*Exercise brief*
Search the records for the word "this" and report each line that has it.

··········

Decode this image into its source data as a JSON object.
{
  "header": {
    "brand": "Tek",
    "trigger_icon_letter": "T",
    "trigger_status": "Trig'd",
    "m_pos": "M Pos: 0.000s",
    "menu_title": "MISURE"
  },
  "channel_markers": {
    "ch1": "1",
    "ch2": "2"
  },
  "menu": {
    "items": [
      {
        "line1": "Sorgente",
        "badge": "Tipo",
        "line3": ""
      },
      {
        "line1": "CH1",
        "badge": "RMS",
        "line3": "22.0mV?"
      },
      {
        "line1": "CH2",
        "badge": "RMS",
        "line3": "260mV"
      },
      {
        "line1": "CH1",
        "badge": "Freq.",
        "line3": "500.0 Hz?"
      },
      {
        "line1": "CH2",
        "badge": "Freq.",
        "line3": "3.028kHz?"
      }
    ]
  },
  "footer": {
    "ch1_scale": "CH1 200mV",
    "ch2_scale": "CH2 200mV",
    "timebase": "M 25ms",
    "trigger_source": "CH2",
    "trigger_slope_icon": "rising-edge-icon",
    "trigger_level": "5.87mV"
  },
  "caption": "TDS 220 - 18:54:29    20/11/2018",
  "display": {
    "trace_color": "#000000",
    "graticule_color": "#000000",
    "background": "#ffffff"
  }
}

··········

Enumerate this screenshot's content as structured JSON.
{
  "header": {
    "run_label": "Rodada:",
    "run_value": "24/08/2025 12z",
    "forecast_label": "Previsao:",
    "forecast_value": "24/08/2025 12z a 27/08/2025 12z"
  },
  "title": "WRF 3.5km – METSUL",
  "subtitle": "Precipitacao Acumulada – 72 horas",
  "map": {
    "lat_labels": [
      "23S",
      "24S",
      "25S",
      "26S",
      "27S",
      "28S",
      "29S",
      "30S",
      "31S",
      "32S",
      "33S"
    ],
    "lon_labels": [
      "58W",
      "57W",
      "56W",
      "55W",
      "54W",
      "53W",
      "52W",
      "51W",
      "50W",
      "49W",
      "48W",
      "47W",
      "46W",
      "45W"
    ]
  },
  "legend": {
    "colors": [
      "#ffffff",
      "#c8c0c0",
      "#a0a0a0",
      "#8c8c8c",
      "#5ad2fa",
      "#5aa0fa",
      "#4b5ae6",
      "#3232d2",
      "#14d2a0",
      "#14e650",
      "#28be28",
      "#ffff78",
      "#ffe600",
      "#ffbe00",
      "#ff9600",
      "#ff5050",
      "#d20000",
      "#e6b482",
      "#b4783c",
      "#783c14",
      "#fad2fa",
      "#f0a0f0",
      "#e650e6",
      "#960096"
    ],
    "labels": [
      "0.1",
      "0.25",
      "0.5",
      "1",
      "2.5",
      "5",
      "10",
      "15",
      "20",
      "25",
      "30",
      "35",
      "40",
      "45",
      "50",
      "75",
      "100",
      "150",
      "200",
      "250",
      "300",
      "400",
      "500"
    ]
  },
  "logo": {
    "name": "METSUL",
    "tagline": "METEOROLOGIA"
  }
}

··········

*Exercise output*
Decode this image into its source data as a JSON object.
Enumerate this screenshot's content as structured JSON.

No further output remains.